Where a line in the listing below contains the word "title", copy that line.

━━ TASK MATERIAL

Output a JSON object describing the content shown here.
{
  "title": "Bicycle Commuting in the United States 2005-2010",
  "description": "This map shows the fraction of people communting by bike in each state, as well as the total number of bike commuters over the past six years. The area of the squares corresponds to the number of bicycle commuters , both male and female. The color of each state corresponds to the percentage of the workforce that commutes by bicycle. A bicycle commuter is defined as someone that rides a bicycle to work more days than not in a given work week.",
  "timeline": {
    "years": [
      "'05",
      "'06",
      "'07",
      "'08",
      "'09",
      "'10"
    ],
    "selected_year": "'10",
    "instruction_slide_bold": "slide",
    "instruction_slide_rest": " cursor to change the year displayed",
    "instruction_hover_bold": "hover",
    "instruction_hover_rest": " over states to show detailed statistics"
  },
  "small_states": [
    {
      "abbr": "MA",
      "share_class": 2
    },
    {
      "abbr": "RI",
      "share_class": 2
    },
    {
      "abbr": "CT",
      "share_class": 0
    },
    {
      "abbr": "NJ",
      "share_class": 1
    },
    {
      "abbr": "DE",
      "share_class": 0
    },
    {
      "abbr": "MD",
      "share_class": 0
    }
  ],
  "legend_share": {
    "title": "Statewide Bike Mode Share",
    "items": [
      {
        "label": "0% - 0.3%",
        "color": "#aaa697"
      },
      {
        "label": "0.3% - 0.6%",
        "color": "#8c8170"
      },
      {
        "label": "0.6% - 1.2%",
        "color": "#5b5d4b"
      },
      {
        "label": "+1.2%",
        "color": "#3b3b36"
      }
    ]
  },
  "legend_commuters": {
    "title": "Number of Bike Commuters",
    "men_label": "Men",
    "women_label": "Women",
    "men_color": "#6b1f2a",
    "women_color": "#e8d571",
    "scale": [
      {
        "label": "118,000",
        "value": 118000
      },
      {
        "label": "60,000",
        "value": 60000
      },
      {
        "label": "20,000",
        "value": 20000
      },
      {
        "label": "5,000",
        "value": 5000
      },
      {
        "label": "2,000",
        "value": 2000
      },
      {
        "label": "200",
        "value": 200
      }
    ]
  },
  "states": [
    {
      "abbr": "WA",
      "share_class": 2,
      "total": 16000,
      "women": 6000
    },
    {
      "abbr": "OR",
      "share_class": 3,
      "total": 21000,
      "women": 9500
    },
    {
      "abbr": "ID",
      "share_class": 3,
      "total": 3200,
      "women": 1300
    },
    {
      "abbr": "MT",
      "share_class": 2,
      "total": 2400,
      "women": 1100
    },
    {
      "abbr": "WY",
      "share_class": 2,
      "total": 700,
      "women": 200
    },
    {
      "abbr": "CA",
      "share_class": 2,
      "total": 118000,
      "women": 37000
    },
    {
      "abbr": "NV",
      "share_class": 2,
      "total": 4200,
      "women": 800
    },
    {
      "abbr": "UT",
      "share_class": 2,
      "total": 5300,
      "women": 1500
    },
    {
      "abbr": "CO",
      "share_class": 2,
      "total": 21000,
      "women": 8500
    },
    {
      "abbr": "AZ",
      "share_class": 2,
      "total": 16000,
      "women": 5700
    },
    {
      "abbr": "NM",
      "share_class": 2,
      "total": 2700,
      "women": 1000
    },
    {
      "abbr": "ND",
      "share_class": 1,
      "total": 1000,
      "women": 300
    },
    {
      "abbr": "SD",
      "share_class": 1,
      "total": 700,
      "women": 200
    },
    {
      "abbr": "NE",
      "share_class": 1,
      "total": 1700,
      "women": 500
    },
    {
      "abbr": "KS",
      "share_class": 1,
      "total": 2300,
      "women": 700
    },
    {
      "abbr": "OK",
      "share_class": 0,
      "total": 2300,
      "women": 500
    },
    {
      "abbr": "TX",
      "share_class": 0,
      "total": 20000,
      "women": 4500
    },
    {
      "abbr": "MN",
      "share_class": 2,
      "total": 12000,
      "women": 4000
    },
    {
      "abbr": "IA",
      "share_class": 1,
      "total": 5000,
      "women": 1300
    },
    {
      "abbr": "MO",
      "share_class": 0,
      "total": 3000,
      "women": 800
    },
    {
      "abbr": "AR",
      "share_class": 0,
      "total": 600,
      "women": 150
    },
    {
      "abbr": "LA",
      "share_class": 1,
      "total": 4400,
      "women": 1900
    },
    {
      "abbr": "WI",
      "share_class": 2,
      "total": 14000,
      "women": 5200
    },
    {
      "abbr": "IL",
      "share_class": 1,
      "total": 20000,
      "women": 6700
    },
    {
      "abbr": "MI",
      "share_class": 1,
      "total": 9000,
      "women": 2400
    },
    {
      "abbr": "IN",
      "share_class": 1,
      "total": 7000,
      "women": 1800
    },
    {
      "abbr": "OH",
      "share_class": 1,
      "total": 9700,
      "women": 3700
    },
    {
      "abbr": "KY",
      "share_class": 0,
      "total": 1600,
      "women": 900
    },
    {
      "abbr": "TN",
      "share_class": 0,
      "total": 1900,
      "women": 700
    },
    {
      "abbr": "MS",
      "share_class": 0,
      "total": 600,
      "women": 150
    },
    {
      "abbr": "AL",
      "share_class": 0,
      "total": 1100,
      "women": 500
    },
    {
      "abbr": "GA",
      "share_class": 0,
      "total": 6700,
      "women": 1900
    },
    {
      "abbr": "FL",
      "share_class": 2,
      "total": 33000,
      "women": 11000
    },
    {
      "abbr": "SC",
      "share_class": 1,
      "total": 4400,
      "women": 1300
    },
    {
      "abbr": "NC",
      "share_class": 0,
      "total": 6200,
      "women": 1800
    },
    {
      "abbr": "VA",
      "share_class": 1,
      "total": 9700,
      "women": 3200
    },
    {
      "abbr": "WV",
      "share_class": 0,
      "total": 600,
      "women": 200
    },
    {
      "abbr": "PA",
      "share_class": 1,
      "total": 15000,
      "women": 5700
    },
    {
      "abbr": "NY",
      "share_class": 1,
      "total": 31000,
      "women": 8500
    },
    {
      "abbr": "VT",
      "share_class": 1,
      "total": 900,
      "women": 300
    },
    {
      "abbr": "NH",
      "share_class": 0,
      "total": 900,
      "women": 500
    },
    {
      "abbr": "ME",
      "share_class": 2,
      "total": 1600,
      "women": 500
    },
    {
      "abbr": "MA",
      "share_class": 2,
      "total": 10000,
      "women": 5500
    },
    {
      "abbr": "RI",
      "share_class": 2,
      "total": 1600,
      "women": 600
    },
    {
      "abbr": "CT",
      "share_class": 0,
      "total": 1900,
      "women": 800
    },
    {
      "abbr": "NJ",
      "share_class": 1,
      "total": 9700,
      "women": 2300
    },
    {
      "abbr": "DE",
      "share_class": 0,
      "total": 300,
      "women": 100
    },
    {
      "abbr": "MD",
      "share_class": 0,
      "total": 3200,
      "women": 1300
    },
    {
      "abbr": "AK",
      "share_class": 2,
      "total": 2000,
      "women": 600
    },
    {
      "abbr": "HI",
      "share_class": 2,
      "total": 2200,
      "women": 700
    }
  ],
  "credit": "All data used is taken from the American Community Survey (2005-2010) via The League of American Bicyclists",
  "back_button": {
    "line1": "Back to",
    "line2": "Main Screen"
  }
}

━━━━

RIGHT ANSWER ▸
  "title": "Bicycle Commuting in the United States 2005-2010",
    "title": "Statewide Bike Mode Share",
    "title": "Number of Bike Commuters",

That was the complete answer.